*出典:*
========

今年1月5日マグロの初競り。
最高値は1本1400万円。
200キロの本マグロだ。
このマグロが獲れたのは…。
厳寒の津軽海峡で男たちは命をかける!狙うは海のダイヤモンド日本近海で獲れる本マグロは2つの暖流に乗って北上。
寒さが厳しさを増す冬津軽海峡へとやってきたマグロは荒海にもまれ極上の脂を身に纏う。
大間ではマグロの値段が跳ね上がる11月からが本格シーズン。
そんな大間の海に私たちが14年にわたり追い続ける漁師がいる。
かつて3年もマグロが釣れなかった悲運の漁師この冬息子の剛史さんがついに漁師になった!しかし…。
過酷な現実に直面する!そして父は…。
親父としてマグロ漁師の意地を見せる!荒れ狂う大間の海。
ここにも厳しい北の漁場に己の人生をかけた男がいる。
漁師歴は20年に及ぶが一本釣りは始めてまだ2年。
実はこの船もローンを組んで買ったばかり。
子供を育てるためにどうしてもマグロを釣って稼がなければならない。
良彦さん自身もマグロ漁師の父に育てられた。

========

*設問 A:* マグロ漁を扱った本文のうち、「今年1月5日マグロの初競り。」から始まり「実はこの船もローンを組んで買ったばかり。」で終わる部分を、「大間」を「おおま」に改めて書き直してください。
本文とリストは、それぞれ異なる出典から採られたものです。

*データセットからの抜粋:*
========

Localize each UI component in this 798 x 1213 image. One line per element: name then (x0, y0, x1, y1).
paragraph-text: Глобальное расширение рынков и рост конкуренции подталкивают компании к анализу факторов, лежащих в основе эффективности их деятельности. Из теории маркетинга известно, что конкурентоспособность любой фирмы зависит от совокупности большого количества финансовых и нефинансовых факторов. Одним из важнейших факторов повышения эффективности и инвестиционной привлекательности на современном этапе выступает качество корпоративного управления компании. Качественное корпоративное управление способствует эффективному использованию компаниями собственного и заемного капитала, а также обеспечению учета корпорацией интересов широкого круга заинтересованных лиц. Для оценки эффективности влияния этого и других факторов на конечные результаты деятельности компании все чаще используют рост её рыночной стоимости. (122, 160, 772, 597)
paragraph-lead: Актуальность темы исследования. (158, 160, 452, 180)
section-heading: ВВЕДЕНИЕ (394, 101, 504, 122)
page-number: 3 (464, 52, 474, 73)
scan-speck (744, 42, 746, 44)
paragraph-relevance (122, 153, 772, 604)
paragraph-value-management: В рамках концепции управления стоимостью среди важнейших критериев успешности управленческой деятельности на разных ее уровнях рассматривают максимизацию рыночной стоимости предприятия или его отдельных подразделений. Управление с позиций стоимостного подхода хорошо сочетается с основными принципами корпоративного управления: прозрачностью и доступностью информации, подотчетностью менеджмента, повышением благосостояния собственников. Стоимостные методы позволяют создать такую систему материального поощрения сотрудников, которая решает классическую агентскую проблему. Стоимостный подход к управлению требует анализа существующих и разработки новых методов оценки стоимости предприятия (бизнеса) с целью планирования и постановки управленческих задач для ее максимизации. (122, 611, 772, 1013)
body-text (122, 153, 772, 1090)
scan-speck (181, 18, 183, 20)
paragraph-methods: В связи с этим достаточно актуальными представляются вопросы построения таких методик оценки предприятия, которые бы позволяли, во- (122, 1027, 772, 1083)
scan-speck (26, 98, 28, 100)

========

*設問 B:* リストの中で、文字列「scan」を含む行の数を、数字のみでお答えください。

*解答全文 A:*
今年1月5日マグロの初競り。
最高値は1本1400万円。
200キロの本マグロだ。
このマグロが獲れたのは…。
厳寒の津軽海峡で男たちは命をかける!狙うは海のダイヤモンド日本近海で獲れる本マグロは2つの暖流に乗って北上。
寒さが厳しさを増す冬津軽海峡へとやってきたマグロは荒海にもまれ極上の脂を身に纏う。
おおまではマグロの値段が跳ね上がる11月からが本格シーズン。
そんなおおまの海に私たちが14年にわたり追い続ける漁師がいる。
かつて3年もマグロが釣れなかった悲運の漁師この冬息子の剛史さんがついに漁師になった!しかし…。
過酷な現実に直面する!そして父は…。
親父としてマグロ漁師の意地を見せる!荒れ狂うおおまの海。
ここにも厳しい北の漁場に己の人生をかけた男がいる。
漁師歴は20年に及ぶが一本釣りは始めてまだ2年。
実はこの船もローンを組んで買ったばかり。

*解答全文 B:* 3